WHAT TO PRODUCE - Print each line of the items below verbatim, leaving out the pictures.

============

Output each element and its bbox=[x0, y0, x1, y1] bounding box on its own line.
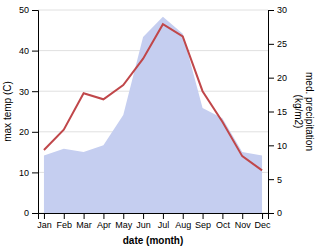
tick-label: Oct bbox=[216, 220, 231, 230]
tick-mark bbox=[262, 213, 263, 219]
tick-mark bbox=[268, 213, 274, 214]
tick-mark bbox=[242, 213, 243, 219]
tick: 25 bbox=[268, 39, 287, 49]
tick: 30 bbox=[19, 87, 38, 97]
tick: Dec bbox=[255, 213, 272, 230]
tick-label: 30 bbox=[277, 5, 287, 15]
grid-line bbox=[38, 10, 268, 11]
tick: May bbox=[115, 213, 133, 230]
line bbox=[44, 24, 262, 170]
tick-label: Mar bbox=[76, 220, 92, 230]
tick-mark bbox=[32, 172, 38, 173]
tick-mark bbox=[64, 213, 65, 219]
tick-mark bbox=[268, 145, 274, 146]
tick: Oct bbox=[216, 213, 231, 230]
x-axis-title: date (month) bbox=[123, 235, 184, 246]
tick: Feb bbox=[57, 213, 73, 230]
tick-label: Sep bbox=[195, 220, 211, 230]
tick-label: Jul bbox=[158, 220, 170, 230]
tick: Mar bbox=[76, 213, 92, 230]
tick: Aug bbox=[175, 213, 191, 230]
tick-mark bbox=[84, 213, 85, 219]
tick-label: 0 bbox=[277, 208, 282, 218]
tick-label: 40 bbox=[19, 46, 29, 56]
tick: 5 bbox=[268, 175, 282, 185]
tick-mark bbox=[123, 213, 124, 219]
tick: 20 bbox=[19, 127, 38, 137]
tick-mark bbox=[143, 213, 144, 219]
tick: Sep bbox=[195, 213, 211, 230]
tick-label: Feb bbox=[57, 220, 73, 230]
tick-label: 20 bbox=[19, 127, 29, 137]
tick-label: 25 bbox=[277, 39, 287, 49]
y-axis: 0 10 20 30 40 50 bbox=[19, 5, 39, 218]
x-axis: Jan FebMar Apr MayJun Jul Aug Sep Oct NovDec bbox=[37, 213, 271, 230]
tick-label: 15 bbox=[277, 107, 287, 117]
tick-mark bbox=[32, 132, 38, 133]
tick-mark bbox=[32, 213, 38, 214]
tick-label: 30 bbox=[19, 87, 29, 97]
tick: 10 bbox=[268, 141, 287, 151]
tick: 0 bbox=[268, 208, 282, 218]
tick-label: Dec bbox=[255, 220, 272, 230]
grid bbox=[38, 10, 268, 213]
axis-line bbox=[39, 214, 269, 220]
tick-mark bbox=[268, 10, 274, 11]
tick-label: 50 bbox=[19, 5, 29, 15]
tick: Apr bbox=[97, 213, 111, 230]
tick: 10 bbox=[19, 168, 38, 178]
y2-axis-title: med. precipitation(kg/m2) bbox=[293, 72, 316, 151]
tick-mark bbox=[203, 213, 204, 219]
tick-mark bbox=[268, 112, 274, 113]
y2-axis-title-line: (kg/m2) bbox=[293, 95, 304, 129]
tick-label: 0 bbox=[24, 208, 29, 218]
tick-mark bbox=[268, 78, 274, 79]
tick: 50 bbox=[19, 5, 38, 15]
tick-label: Apr bbox=[97, 220, 111, 230]
tick: 40 bbox=[19, 46, 38, 56]
tick-label: Nov bbox=[235, 220, 252, 230]
axis-line bbox=[269, 11, 275, 214]
chart: Jan FebMar Apr MayJun Jul Aug Sep Oct NovDec 0 10 2… bbox=[0, 0, 318, 247]
tick: 20 bbox=[268, 73, 287, 83]
tick: 30 bbox=[268, 5, 287, 15]
tick: Jun bbox=[136, 213, 151, 230]
chart-container: Jan FebMar Apr MayJun Jul Aug Sep Oct NovDec 0 10 2… bbox=[0, 0, 318, 247]
tick-mark bbox=[32, 10, 38, 11]
tick-mark bbox=[163, 213, 164, 219]
tick: 0 bbox=[24, 208, 38, 218]
tick-label: Aug bbox=[175, 220, 191, 230]
tick-label: Jun bbox=[136, 220, 151, 230]
tick-mark bbox=[222, 213, 223, 219]
tick: 15 bbox=[268, 107, 287, 117]
y2-axis: 0 5 10 15 20 25 30 bbox=[268, 5, 287, 218]
tick-label: 10 bbox=[19, 168, 29, 178]
plot-area bbox=[44, 17, 262, 213]
tick-mark bbox=[44, 213, 45, 219]
tick-mark bbox=[103, 213, 104, 219]
tick-label: 5 bbox=[277, 175, 282, 185]
tick-mark bbox=[268, 44, 274, 45]
tick-mark bbox=[183, 213, 184, 219]
tick-mark bbox=[32, 51, 38, 52]
y2-axis-title-line: med. precipitation bbox=[304, 72, 315, 151]
tick-label: 10 bbox=[277, 141, 287, 151]
tick: Jan bbox=[37, 213, 52, 230]
area bbox=[44, 17, 262, 213]
tick-mark bbox=[268, 179, 274, 180]
tick: Nov bbox=[235, 213, 252, 230]
tick: Jul bbox=[158, 213, 170, 230]
axis-line bbox=[32, 11, 39, 214]
tick-label: 20 bbox=[277, 73, 287, 83]
y-axis-title: max temp (C) bbox=[2, 81, 13, 142]
tick-label: May bbox=[115, 220, 133, 230]
tick-label: Jan bbox=[37, 220, 52, 230]
tick-mark bbox=[32, 91, 38, 92]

============

EXPECTED ANSWER -
Output each element and its bbox=[x0, y0, x1, y1] bounding box on its own line.
tick-label: Oct bbox=[216, 220, 231, 230]
tick-mark bbox=[262, 213, 263, 219]
tick-mark bbox=[268, 213, 274, 214]
tick-mark bbox=[242, 213, 243, 219]
tick: 25 bbox=[268, 39, 287, 49]
tick: 30 bbox=[19, 87, 38, 97]
tick: Dec bbox=[255, 213, 272, 230]
tick-label: 30 bbox=[277, 5, 287, 15]
grid-line bbox=[38, 10, 268, 11]
tick: May bbox=[115, 213, 133, 230]
line bbox=[44, 24, 262, 170]
tick-label: Mar bbox=[76, 220, 92, 230]
tick-mark bbox=[32, 172, 38, 173]
tick-mark bbox=[64, 213, 65, 219]
tick-mark bbox=[268, 145, 274, 146]
tick: Oct bbox=[216, 213, 231, 230]
x-axis-title: date (month) bbox=[123, 235, 184, 246]
tick: Feb bbox=[57, 213, 73, 230]
tick-label: Sep bbox=[195, 220, 211, 230]
tick-label: Jul bbox=[158, 220, 170, 230]
tick: Mar bbox=[76, 213, 92, 230]
tick: Aug bbox=[175, 213, 191, 230]
tick-mark bbox=[84, 213, 85, 219]
tick-label: 0 bbox=[277, 208, 282, 218]
tick-label: 40 bbox=[19, 46, 29, 56]
tick: 5 bbox=[268, 175, 282, 185]
tick-mark bbox=[123, 213, 124, 219]
tick: 20 bbox=[19, 127, 38, 137]
tick-mark bbox=[143, 213, 144, 219]
tick: Sep bbox=[195, 213, 211, 230]
tick-label: Feb bbox=[57, 220, 73, 230]
tick-label: 20 bbox=[19, 127, 29, 137]
tick-label: 25 bbox=[277, 39, 287, 49]
y-axis: 0 10 20 30 40 50 bbox=[19, 5, 39, 218]
x-axis: Jan FebMar Apr MayJun Jul Aug Sep Oct NovDec bbox=[37, 213, 271, 230]
tick-label: 15 bbox=[277, 107, 287, 117]
tick-mark bbox=[32, 132, 38, 133]
tick-mark bbox=[32, 213, 38, 214]
tick-label: 30 bbox=[19, 87, 29, 97]
tick: 10 bbox=[268, 141, 287, 151]
tick: 0 bbox=[268, 208, 282, 218]
tick-label: Dec bbox=[255, 220, 272, 230]
grid bbox=[38, 10, 268, 213]
axis-line bbox=[39, 214, 269, 220]
tick-mark bbox=[268, 10, 274, 11]
tick-label: 50 bbox=[19, 5, 29, 15]
tick: Apr bbox=[97, 213, 111, 230]
tick: 10 bbox=[19, 168, 38, 178]
y2-axis-title: med. precipitation(kg/m2) bbox=[293, 72, 316, 151]
tick-mark bbox=[203, 213, 204, 219]
tick-mark bbox=[268, 112, 274, 113]
y2-axis-title-line: (kg/m2) bbox=[293, 95, 304, 129]
tick-label: 0 bbox=[24, 208, 29, 218]
tick-mark bbox=[268, 78, 274, 79]
tick: 50 bbox=[19, 5, 38, 15]
tick-label: Apr bbox=[97, 220, 111, 230]
tick: 40 bbox=[19, 46, 38, 56]
tick-label: Nov bbox=[235, 220, 252, 230]
axis-line bbox=[269, 11, 275, 214]
chart: Jan FebMar Apr MayJun Jul Aug Sep Oct NovDec 0 10 2… bbox=[0, 0, 318, 247]
tick: 20 bbox=[268, 73, 287, 83]
tick: 30 bbox=[268, 5, 287, 15]
tick: Jun bbox=[136, 213, 151, 230]
chart-container: Jan FebMar Apr MayJun Jul Aug Sep Oct NovDec 0 10 2… bbox=[0, 0, 318, 247]
tick-mark bbox=[32, 10, 38, 11]
tick-mark bbox=[163, 213, 164, 219]
tick: 0 bbox=[24, 208, 38, 218]
tick-label: Aug bbox=[175, 220, 191, 230]
tick-label: Jun bbox=[136, 220, 151, 230]
tick-mark bbox=[222, 213, 223, 219]
tick: 15 bbox=[268, 107, 287, 117]
y2-axis: 0 5 10 15 20 25 30 bbox=[268, 5, 287, 218]
tick-label: 10 bbox=[19, 168, 29, 178]
plot-area bbox=[44, 17, 262, 213]
tick-mark bbox=[44, 213, 45, 219]
tick-mark bbox=[103, 213, 104, 219]
tick-label: 5 bbox=[277, 175, 282, 185]
tick-mark bbox=[268, 44, 274, 45]
tick-mark bbox=[183, 213, 184, 219]
tick-mark bbox=[32, 51, 38, 52]
y2-axis-title-line: med. precipitation bbox=[304, 72, 315, 151]
tick-label: 10 bbox=[277, 141, 287, 151]
tick: Jan bbox=[37, 213, 52, 230]
area bbox=[44, 17, 262, 213]
tick-mark bbox=[268, 179, 274, 180]
tick: Nov bbox=[235, 213, 252, 230]
tick: Jul bbox=[158, 213, 170, 230]
axis-line bbox=[32, 11, 39, 214]
tick-label: 20 bbox=[277, 73, 287, 83]
y-axis-title: max temp (C) bbox=[2, 81, 13, 142]
tick-label: May bbox=[115, 220, 133, 230]
tick-label: Jan bbox=[37, 220, 52, 230]
tick-mark bbox=[32, 91, 38, 92]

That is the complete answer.